AIM OF THE TASK => Return the lines below that carry the word "agent".

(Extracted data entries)
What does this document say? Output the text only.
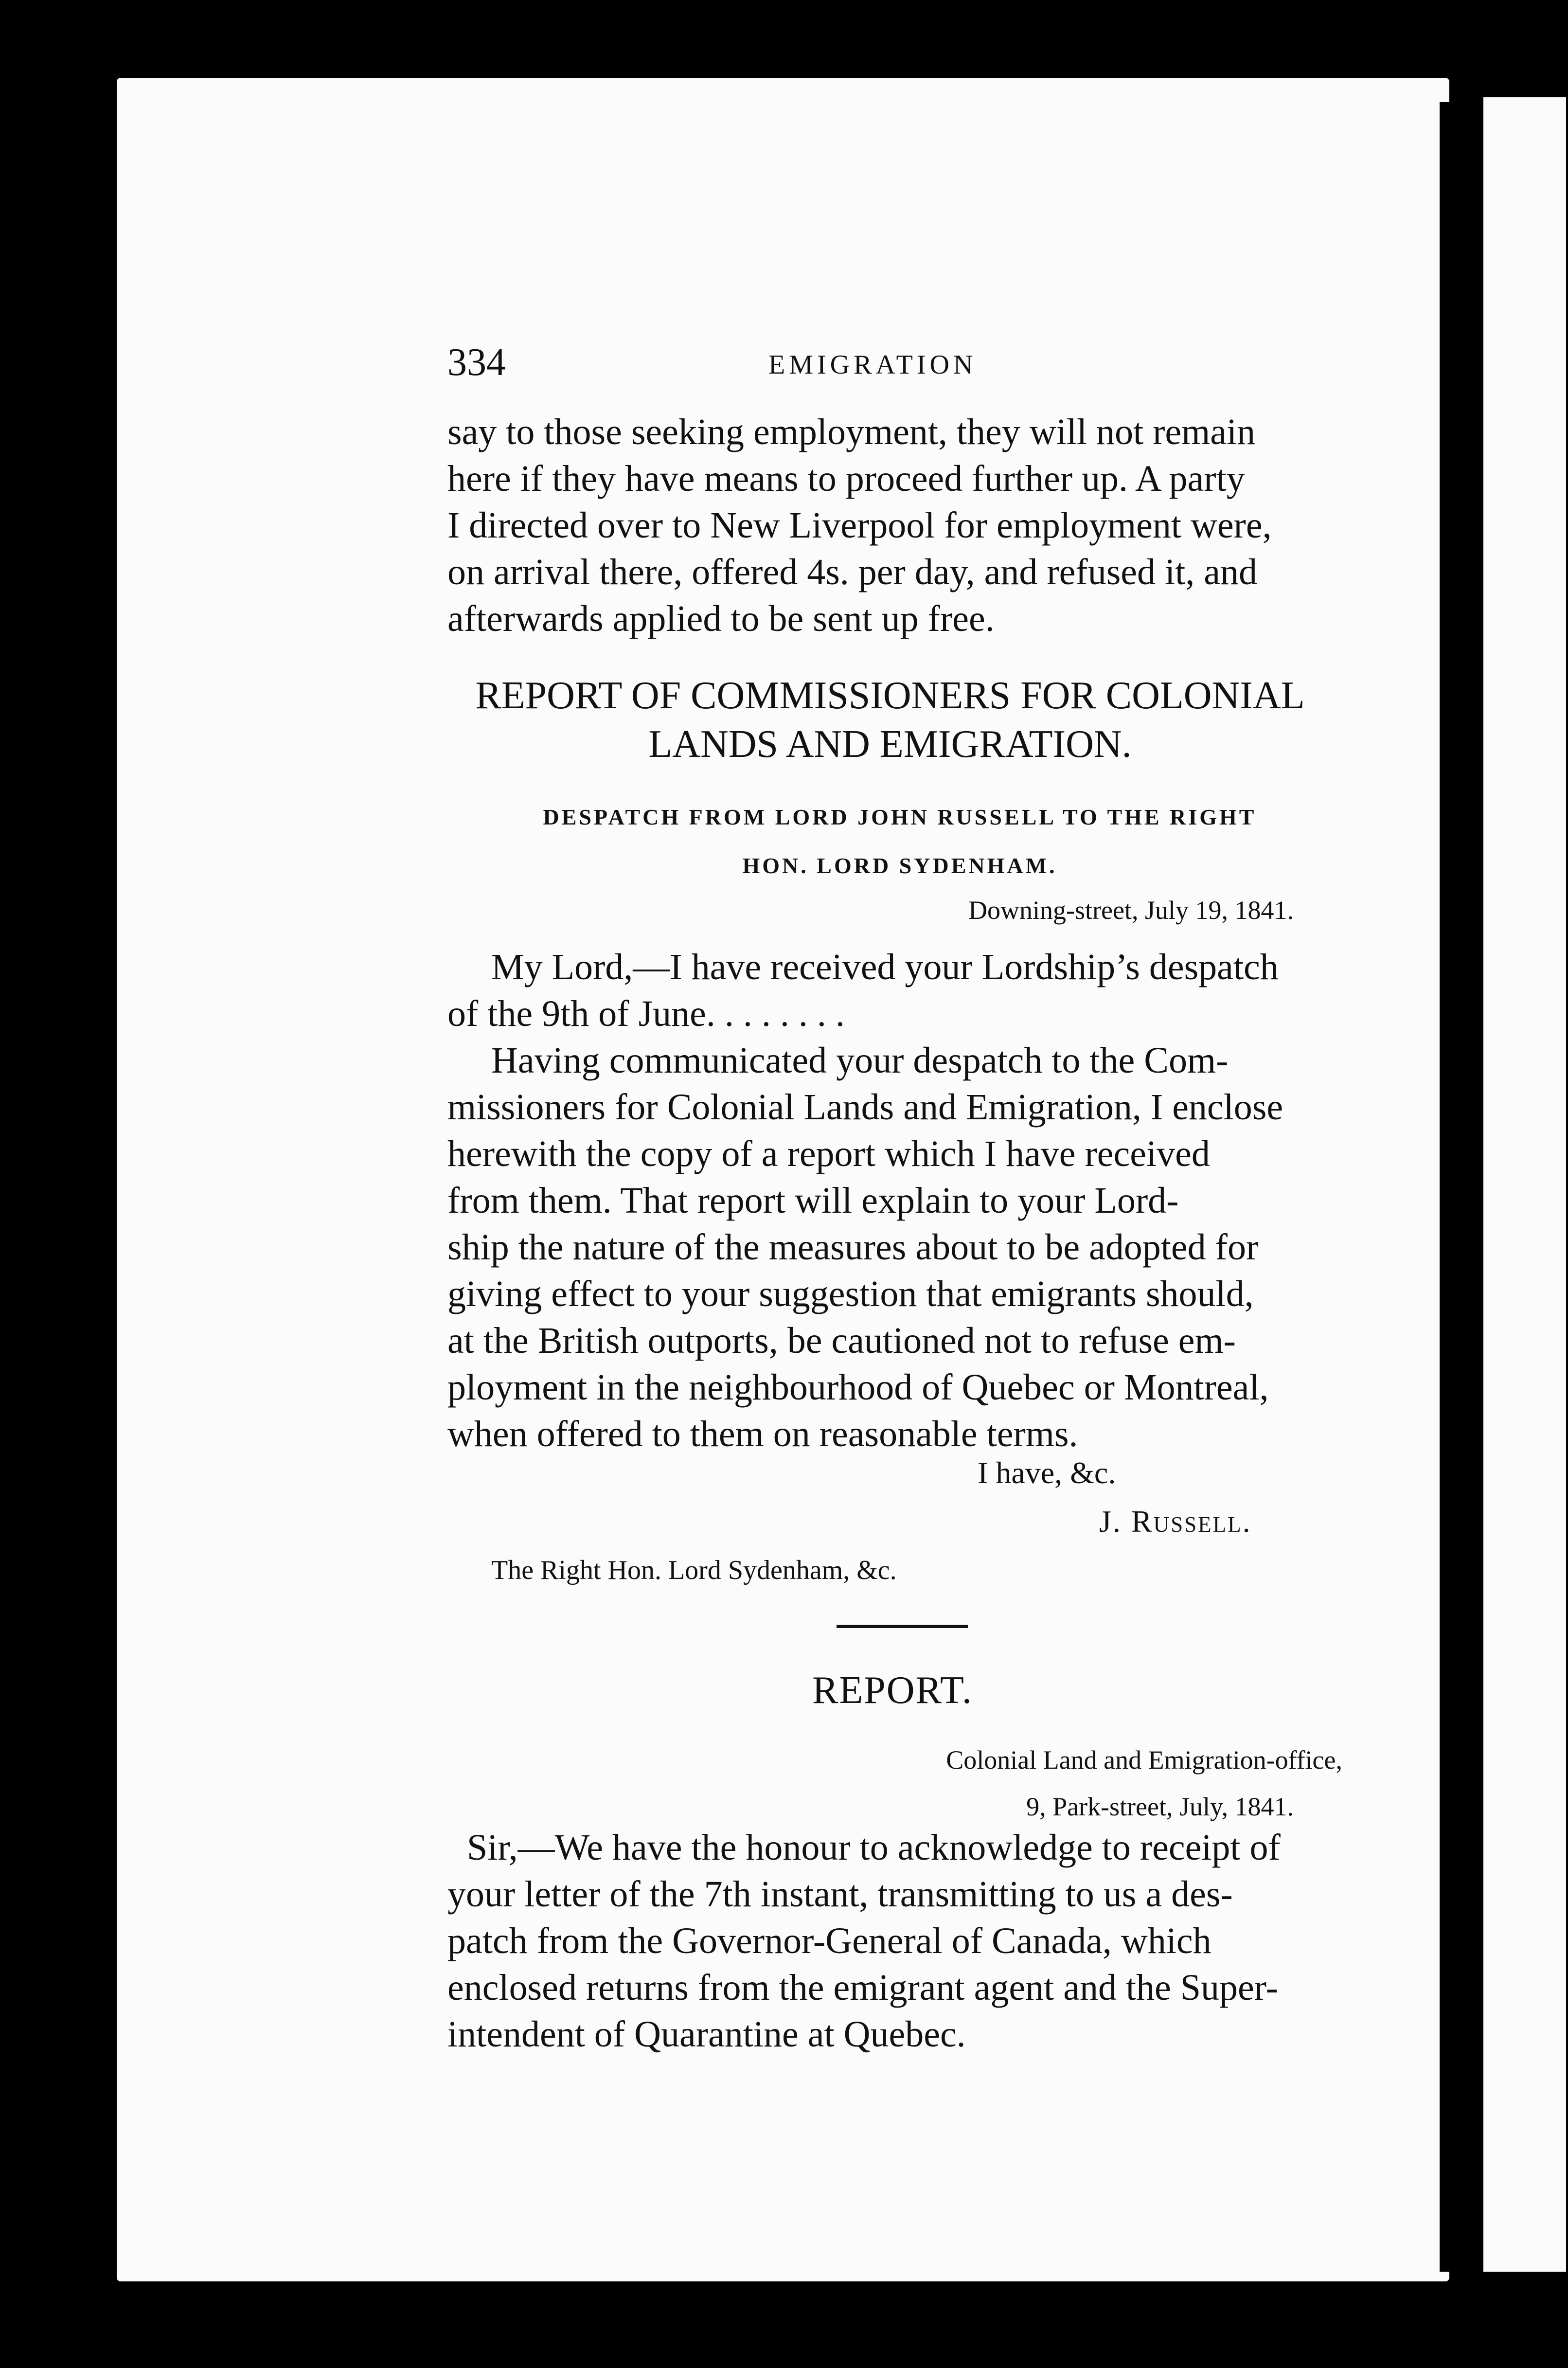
334	EMIGRATION
say to those seeking employment, they will not remain
here if they have means to proceed further up. A party
I directed over to New Liverpool for employment were,
on arrival there, offered 4s. per day, and refused it, and
afterwards applied to be sent up free.
REPORT OF COMMISSIONERS FOR COLONIAL
LANDS AND EMIGRATION.
DESPATCH FROM LORD JOHN RUSSELL TO THE RIGHT
HON. LORD SYDENHAM.
Downing-street, July 19, 1841.
My Lord,—I have received your Lordship’s despatch
of the 9th of June. . . . . . . .
Having communicated your despatch to the Com-
missioners for Colonial Lands and Emigration, I enclose
herewith the copy of a report which I have received
from them. That report will explain to your Lord-
ship the nature of the measures about to be adopted for
giving effect to your suggestion that emigrants should,
at the British outports, be cautioned not to refuse em-
ployment in the neighbourhood of Quebec or Montreal,
when offered to them on reasonable terms.
I have, &c.
J. Russell.
The Right Hon. Lord Sydenham, &c.
REPORT.
Colonial Land and Emigration-office,
9, Park-street, July, 1841.
Sir,—We have the honour to acknowledge to receipt of
your letter of the 7th instant, transmitting to us a des-
patch from the Governor-General of Canada, which
enclosed returns from the emigrant agent and the Super-
intendent of Quarantine at Quebec.
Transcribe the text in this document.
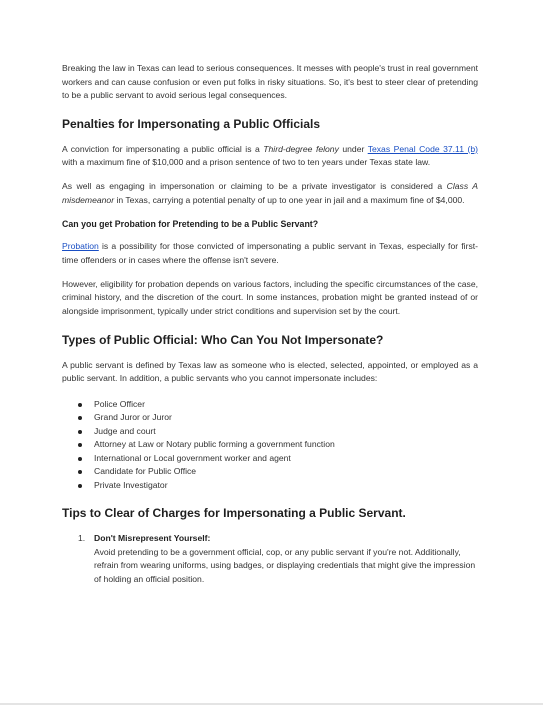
Breaking the law in Texas can lead to serious consequences. It messes with people's trust in real government workers and can cause confusion or even put folks in risky situations. So, it's best to steer clear of pretending to be a public servant to avoid serious legal consequences.

Penalties for Impersonating a Public Officials

A conviction for impersonating a public official is a Third-degree felony under Texas Penal Code 37.11 (b) with a maximum fine of $10,000 and a prison sentence of two to ten years under Texas state law.

As well as engaging in impersonation or claiming to be a private investigator is considered a Class A misdemeanor in Texas, carrying a potential penalty of up to one year in jail and a maximum fine of $4,000.

Can you get Probation for Pretending to be a Public Servant?

Probation is a possibility for those convicted of impersonating a public servant in Texas, especially for first-time offenders or in cases where the offense isn't severe.

However, eligibility for probation depends on various factors, including the specific circumstances of the case, criminal history, and the discretion of the court. In some instances, probation might be granted instead of or alongside imprisonment, typically under strict conditions and supervision set by the court.

Types of Public Official: Who Can You Not Impersonate?

A public servant is defined by Texas law as someone who is elected, selected, appointed, or employed as a public servant. In addition, a public servants who you cannot impersonate includes:

Police Officer
Grand Juror or Juror
Judge and court
Attorney at Law or Notary public forming a government function
International or Local government worker and agent
Candidate for Public Office
Private Investigator
Tips to Clear of Charges for Impersonating a Public Servant.
1. Don't Misrepresent Yourself:
Avoid pretending to be a government official, cop, or any public servant if you're not. Additionally, refrain from wearing uniforms, using badges, or displaying credentials that might give the impression of holding an official position.
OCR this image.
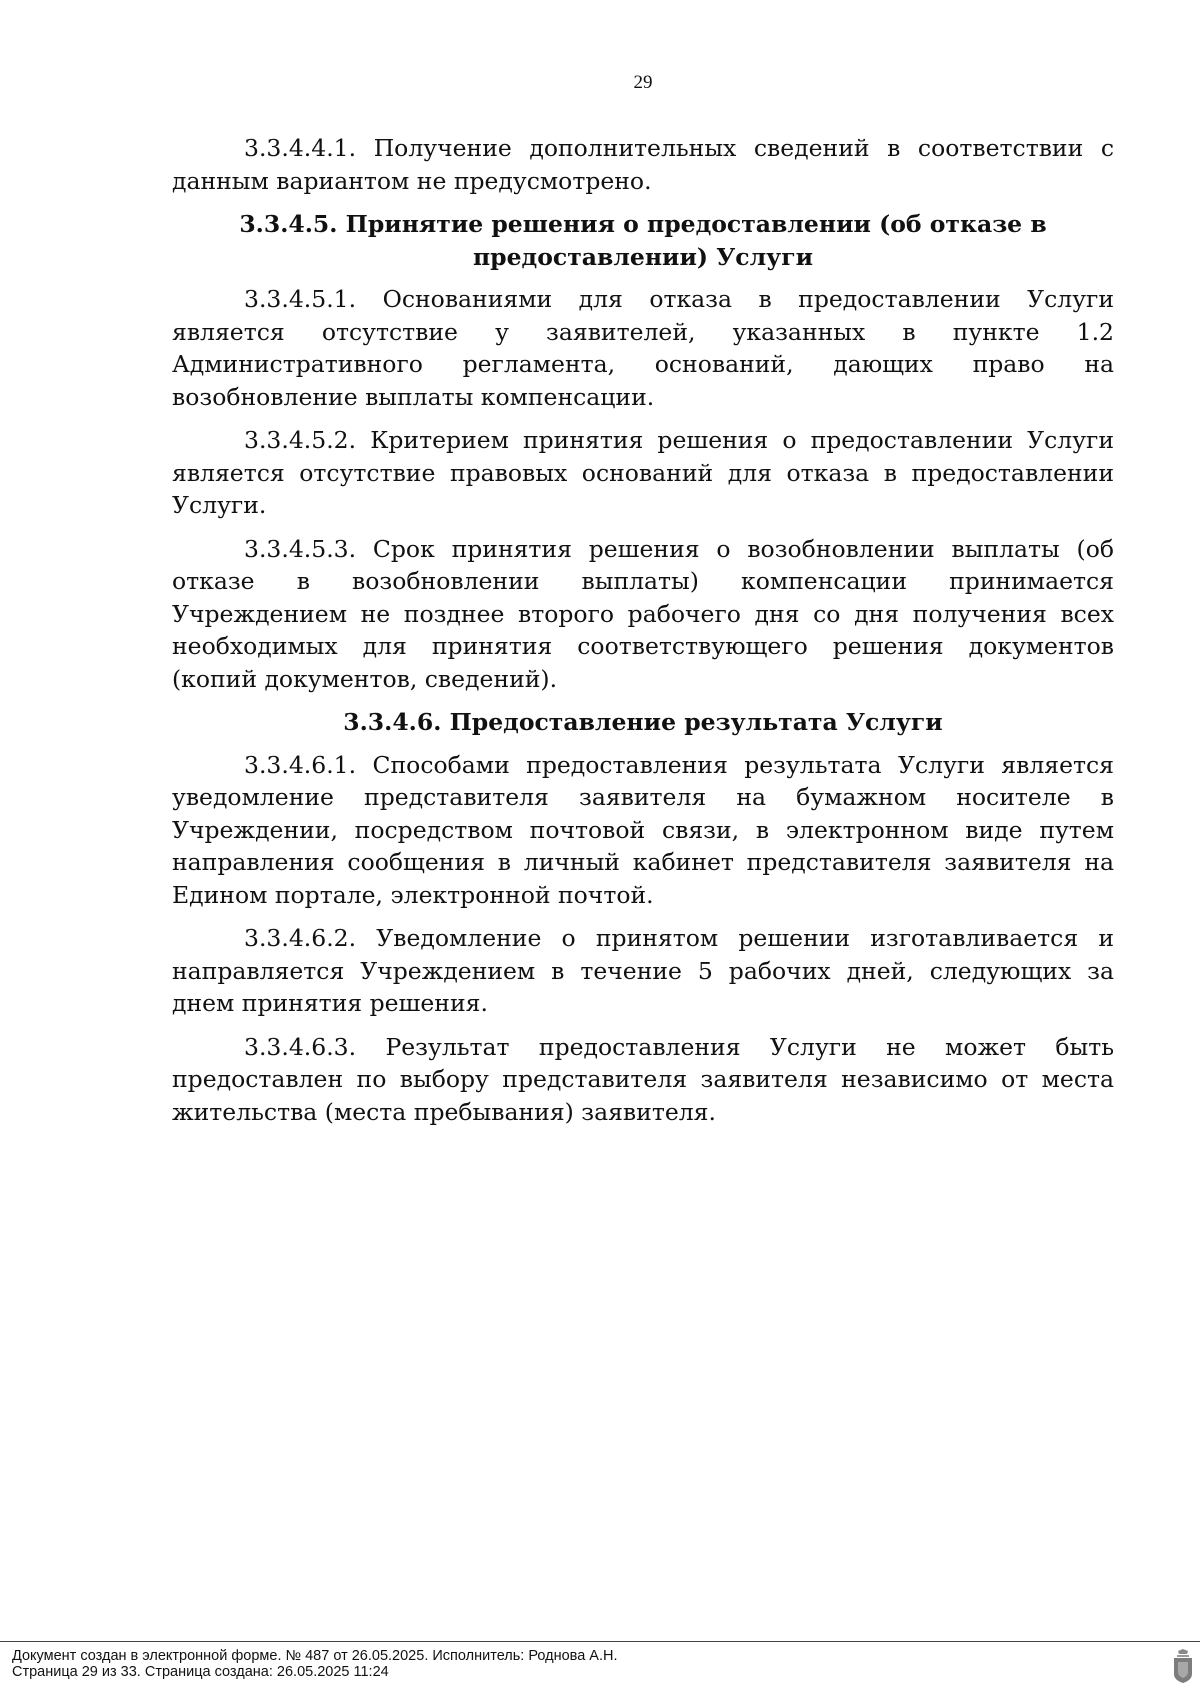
29

3.3.4.4.1. Получение дополнительных сведений в соответствии с данным вариантом не предусмотрено.

3.3.4.5. Принятие решения о предоставлении (об отказе в предоставлении) Услуги

3.3.4.5.1. Основаниями для отказа в предоставлении Услуги является отсутствие у заявителей, указанных в пункте 1.2 Административного регламента, оснований, дающих право на возобновление выплаты компенсации.

3.3.4.5.2. Критерием принятия решения о предоставлении Услуги является отсутствие правовых оснований для отказа в предоставлении Услуги.

3.3.4.5.3. Срок принятия решения о возобновлении выплаты (об отказе в возобновлении выплаты) компенсации принимается Учреждением не позднее второго рабочего дня со дня получения всех необходимых для принятия соответствующего решения документов (копий документов, сведений).

3.3.4.6. Предоставление результата Услуги

3.3.4.6.1. Способами предоставления результата Услуги является уведомление представителя заявителя на бумажном носителе в Учреждении, посредством почтовой связи, в электронном виде путем направления сообщения в личный кабинет представителя заявителя на Едином портале, электронной почтой.

3.3.4.6.2. Уведомление о принятом решении изготавливается и направляется Учреждением в течение 5 рабочих дней, следующих за днем принятия решения.

3.3.4.6.3. Результат предоставления Услуги не может быть предоставлен по выбору представителя заявителя независимо от места жительства (места пребывания) заявителя.

Документ создан в электронной форме. № 487 от 26.05.2025. Исполнитель: Роднова А.Н.
Страница 29 из 33. Страница создана: 26.05.2025 11:24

RIGHT ANSWER =>
enclosed returns from the emigrant agent and the Super-
International or Local government worker and agent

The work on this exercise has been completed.